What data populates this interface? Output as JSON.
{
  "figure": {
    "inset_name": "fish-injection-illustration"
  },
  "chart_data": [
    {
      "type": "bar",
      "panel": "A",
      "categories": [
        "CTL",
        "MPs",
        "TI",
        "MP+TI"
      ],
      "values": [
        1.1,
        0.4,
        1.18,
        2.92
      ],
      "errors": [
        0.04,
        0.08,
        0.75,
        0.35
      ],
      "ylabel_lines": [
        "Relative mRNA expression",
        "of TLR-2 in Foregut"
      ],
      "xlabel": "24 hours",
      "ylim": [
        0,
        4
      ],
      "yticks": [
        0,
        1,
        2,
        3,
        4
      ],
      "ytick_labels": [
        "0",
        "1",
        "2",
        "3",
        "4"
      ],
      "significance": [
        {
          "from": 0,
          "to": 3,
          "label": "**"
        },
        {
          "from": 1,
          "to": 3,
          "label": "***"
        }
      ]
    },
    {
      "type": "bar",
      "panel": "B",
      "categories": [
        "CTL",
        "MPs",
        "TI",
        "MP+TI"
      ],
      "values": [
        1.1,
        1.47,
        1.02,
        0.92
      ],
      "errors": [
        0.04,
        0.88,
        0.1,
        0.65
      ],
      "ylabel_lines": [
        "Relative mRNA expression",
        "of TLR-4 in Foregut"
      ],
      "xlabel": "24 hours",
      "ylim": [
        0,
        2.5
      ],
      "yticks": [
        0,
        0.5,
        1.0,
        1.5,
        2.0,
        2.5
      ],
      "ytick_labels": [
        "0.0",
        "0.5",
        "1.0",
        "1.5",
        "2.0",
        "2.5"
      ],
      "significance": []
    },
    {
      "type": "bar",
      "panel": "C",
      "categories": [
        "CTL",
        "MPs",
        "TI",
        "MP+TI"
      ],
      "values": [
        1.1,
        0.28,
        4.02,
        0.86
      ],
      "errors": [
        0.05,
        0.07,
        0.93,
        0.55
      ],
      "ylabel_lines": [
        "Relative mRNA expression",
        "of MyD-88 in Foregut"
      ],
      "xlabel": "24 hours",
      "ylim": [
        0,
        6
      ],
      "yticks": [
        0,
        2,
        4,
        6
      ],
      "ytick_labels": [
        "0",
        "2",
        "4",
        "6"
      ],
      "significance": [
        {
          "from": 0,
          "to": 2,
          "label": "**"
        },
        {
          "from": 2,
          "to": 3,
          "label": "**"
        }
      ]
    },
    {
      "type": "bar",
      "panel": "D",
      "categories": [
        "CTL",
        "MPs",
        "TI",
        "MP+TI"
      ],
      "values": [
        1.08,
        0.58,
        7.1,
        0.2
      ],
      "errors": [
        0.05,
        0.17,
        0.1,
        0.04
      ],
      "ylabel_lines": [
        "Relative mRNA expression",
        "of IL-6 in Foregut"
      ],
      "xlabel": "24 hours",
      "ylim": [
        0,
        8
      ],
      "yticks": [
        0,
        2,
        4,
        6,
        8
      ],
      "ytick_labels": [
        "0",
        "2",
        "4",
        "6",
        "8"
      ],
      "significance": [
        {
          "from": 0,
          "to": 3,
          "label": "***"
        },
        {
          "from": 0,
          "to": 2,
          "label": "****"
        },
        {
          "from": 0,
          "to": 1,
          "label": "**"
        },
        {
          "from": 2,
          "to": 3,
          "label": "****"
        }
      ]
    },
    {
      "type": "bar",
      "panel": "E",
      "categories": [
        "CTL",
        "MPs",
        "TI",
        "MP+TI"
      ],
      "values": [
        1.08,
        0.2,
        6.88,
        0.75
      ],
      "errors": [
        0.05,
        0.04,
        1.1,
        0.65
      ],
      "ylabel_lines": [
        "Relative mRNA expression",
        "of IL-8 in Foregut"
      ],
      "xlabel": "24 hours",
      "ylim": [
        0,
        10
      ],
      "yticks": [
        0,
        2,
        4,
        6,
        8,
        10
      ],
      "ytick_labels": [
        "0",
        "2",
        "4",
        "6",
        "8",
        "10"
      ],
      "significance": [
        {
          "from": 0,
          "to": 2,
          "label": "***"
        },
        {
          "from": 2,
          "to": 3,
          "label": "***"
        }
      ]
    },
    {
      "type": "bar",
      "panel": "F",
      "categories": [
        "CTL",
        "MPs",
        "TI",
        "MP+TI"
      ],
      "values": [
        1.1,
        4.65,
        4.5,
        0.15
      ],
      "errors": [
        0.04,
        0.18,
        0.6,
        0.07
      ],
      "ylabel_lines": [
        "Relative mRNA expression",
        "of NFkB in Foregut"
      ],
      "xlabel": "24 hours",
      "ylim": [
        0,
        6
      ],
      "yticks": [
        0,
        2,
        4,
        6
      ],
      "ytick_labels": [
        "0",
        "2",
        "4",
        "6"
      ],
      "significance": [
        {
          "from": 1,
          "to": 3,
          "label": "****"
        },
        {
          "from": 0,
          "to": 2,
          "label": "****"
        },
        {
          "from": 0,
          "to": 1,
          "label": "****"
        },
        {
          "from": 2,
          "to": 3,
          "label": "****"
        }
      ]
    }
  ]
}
---------------
» Try it: The answer should consist of every line above in which "panel" appears.

» Written response:
      "panel": "A",
      "panel": "B",
      "panel": "C",
      "panel": "D",
      "panel": "E",
      "panel": "F",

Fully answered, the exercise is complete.